## Requirements
Go through the material and write it all out exactly, minus the pictures.

Records contained in a dataset
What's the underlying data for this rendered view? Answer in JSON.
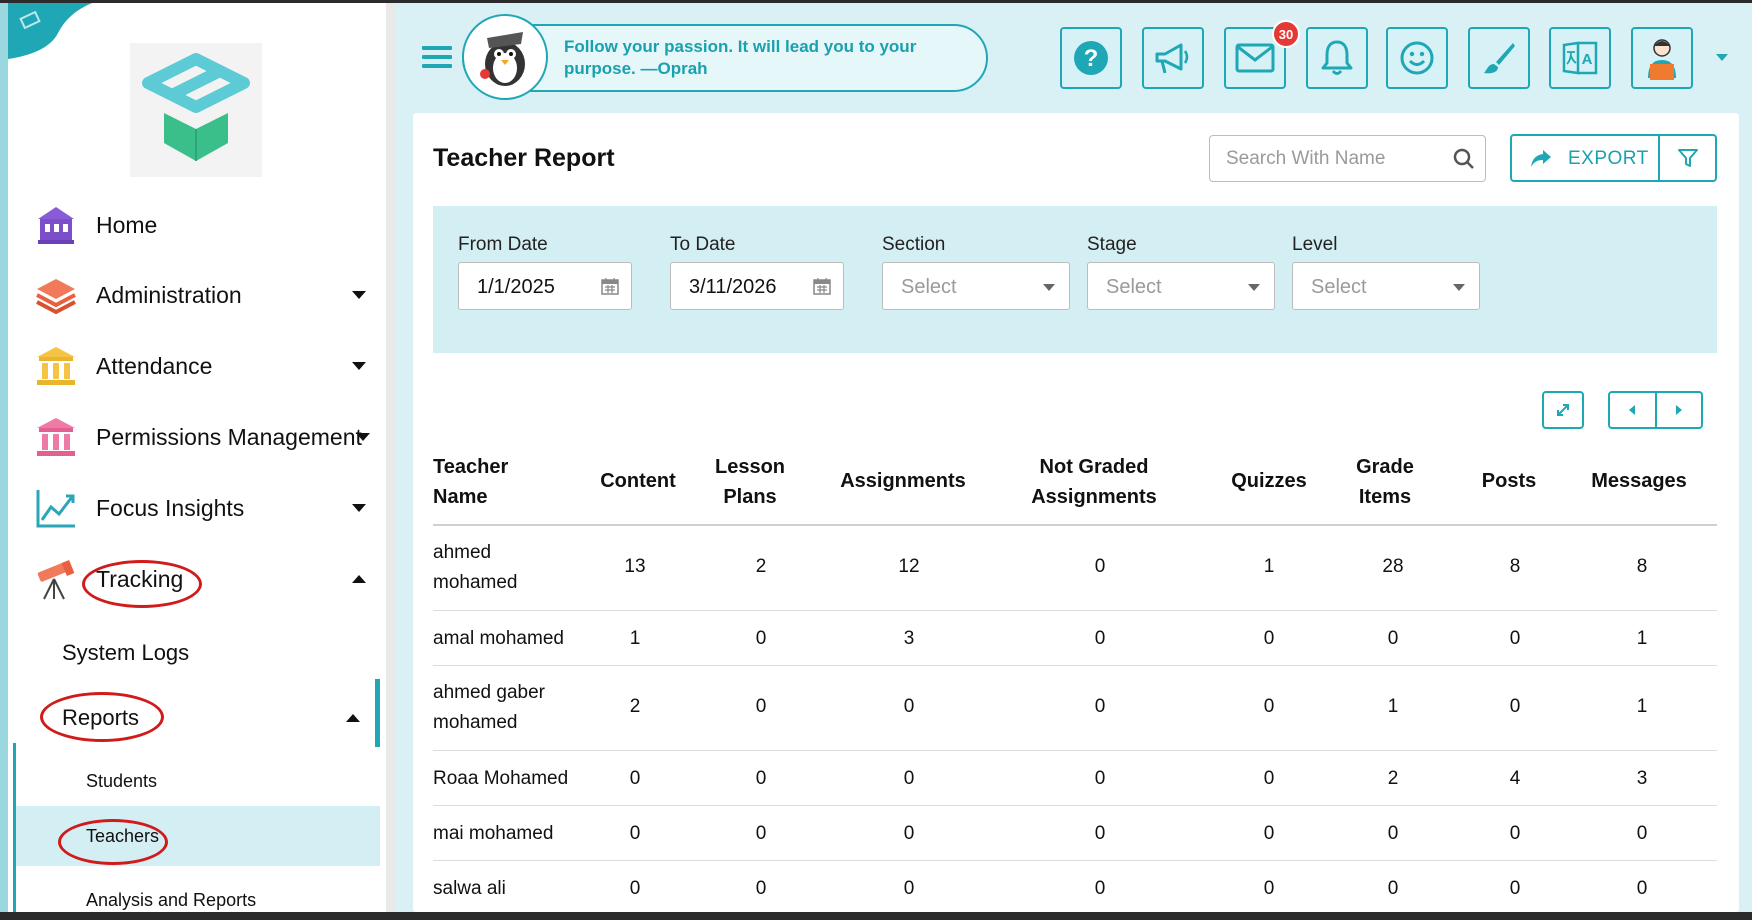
{
  "header": {
    "quote": "Follow your passion. It will lead you to your purpose. —Oprah",
    "mail_badge": "30",
    "accent_color": "#1fa7b5",
    "buttons": [
      "help-icon",
      "megaphone-icon",
      "mail-icon",
      "bell-icon",
      "smiley-icon",
      "brush-icon",
      "translate-icon",
      "profile-icon"
    ]
  },
  "sidebar": {
    "items": [
      {
        "label": "Home",
        "icon": "home-icon"
      },
      {
        "label": "Administration",
        "icon": "layers-icon"
      },
      {
        "label": "Attendance",
        "icon": "building-icon"
      },
      {
        "label": "Permissions Management",
        "icon": "building-pink-icon"
      },
      {
        "label": "Focus Insights",
        "icon": "chart-line-icon"
      },
      {
        "label": "Tracking",
        "icon": "telescope-icon"
      }
    ],
    "sub_items": {
      "system_logs": "System Logs",
      "reports": "Reports",
      "students": "Students",
      "teachers": "Teachers",
      "analysis": "Analysis and Reports"
    }
  },
  "page": {
    "title": "Teacher Report",
    "search_placeholder": "Search With Name",
    "export_label": "EXPORT"
  },
  "filters": {
    "from_label": "From Date",
    "from_value": "1/1/2025",
    "to_label": "To Date",
    "to_value": "3/11/2026",
    "section_label": "Section",
    "section_value": "Select",
    "stage_label": "Stage",
    "stage_value": "Select",
    "level_label": "Level",
    "level_value": "Select"
  },
  "table": {
    "headers": [
      "Teacher Name",
      "Content",
      "Lesson Plans",
      "Assignments",
      "Not Graded Assignments",
      "Quizzes",
      "Grade Items",
      "Posts",
      "Messages"
    ],
    "rows": [
      {
        "name": "ahmed mohamed",
        "values": [
          "13",
          "2",
          "12",
          "0",
          "1",
          "28",
          "8",
          "8"
        ]
      },
      {
        "name": "amal mohamed",
        "values": [
          "1",
          "0",
          "3",
          "0",
          "0",
          "0",
          "0",
          "1"
        ]
      },
      {
        "name": "ahmed gaber mohamed",
        "values": [
          "2",
          "0",
          "0",
          "0",
          "0",
          "1",
          "0",
          "1"
        ]
      },
      {
        "name": "Roaa Mohamed",
        "values": [
          "0",
          "0",
          "0",
          "0",
          "0",
          "2",
          "4",
          "3"
        ]
      },
      {
        "name": "mai mohamed",
        "values": [
          "0",
          "0",
          "0",
          "0",
          "0",
          "0",
          "0",
          "0"
        ]
      },
      {
        "name": "salwa ali",
        "values": [
          "0",
          "0",
          "0",
          "0",
          "0",
          "0",
          "0",
          "0"
        ]
      }
    ]
  }
}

## Result of the task
What's the underlying data for this rendered view? Answer in JSON.
{
  "header": {
    "quote": "Follow your passion. It will lead you to your purpose. —Oprah",
    "mail_badge": "30",
    "accent_color": "#1fa7b5",
    "buttons": [
      "help-icon",
      "megaphone-icon",
      "mail-icon",
      "bell-icon",
      "smiley-icon",
      "brush-icon",
      "translate-icon",
      "profile-icon"
    ]
  },
  "sidebar": {
    "items": [
      {
        "label": "Home",
        "icon": "home-icon"
      },
      {
        "label": "Administration",
        "icon": "layers-icon"
      },
      {
        "label": "Attendance",
        "icon": "building-icon"
      },
      {
        "label": "Permissions Management",
        "icon": "building-pink-icon"
      },
      {
        "label": "Focus Insights",
        "icon": "chart-line-icon"
      },
      {
        "label": "Tracking",
        "icon": "telescope-icon"
      }
    ],
    "sub_items": {
      "system_logs": "System Logs",
      "reports": "Reports",
      "students": "Students",
      "teachers": "Teachers",
      "analysis": "Analysis and Reports"
    }
  },
  "page": {
    "title": "Teacher Report",
    "search_placeholder": "Search With Name",
    "export_label": "EXPORT"
  },
  "filters": {
    "from_label": "From Date",
    "from_value": "1/1/2025",
    "to_label": "To Date",
    "to_value": "3/11/2026",
    "section_label": "Section",
    "section_value": "Select",
    "stage_label": "Stage",
    "stage_value": "Select",
    "level_label": "Level",
    "level_value": "Select"
  },
  "table": {
    "headers": [
      "Teacher Name",
      "Content",
      "Lesson Plans",
      "Assignments",
      "Not Graded Assignments",
      "Quizzes",
      "Grade Items",
      "Posts",
      "Messages"
    ],
    "rows": [
      {
        "name": "ahmed mohamed",
        "values": [
          "13",
          "2",
          "12",
          "0",
          "1",
          "28",
          "8",
          "8"
        ]
      },
      {
        "name": "amal mohamed",
        "values": [
          "1",
          "0",
          "3",
          "0",
          "0",
          "0",
          "0",
          "1"
        ]
      },
      {
        "name": "ahmed gaber mohamed",
        "values": [
          "2",
          "0",
          "0",
          "0",
          "0",
          "1",
          "0",
          "1"
        ]
      },
      {
        "name": "Roaa Mohamed",
        "values": [
          "0",
          "0",
          "0",
          "0",
          "0",
          "2",
          "4",
          "3"
        ]
      },
      {
        "name": "mai mohamed",
        "values": [
          "0",
          "0",
          "0",
          "0",
          "0",
          "0",
          "0",
          "0"
        ]
      },
      {
        "name": "salwa ali",
        "values": [
          "0",
          "0",
          "0",
          "0",
          "0",
          "0",
          "0",
          "0"
        ]
      }
    ]
  }
}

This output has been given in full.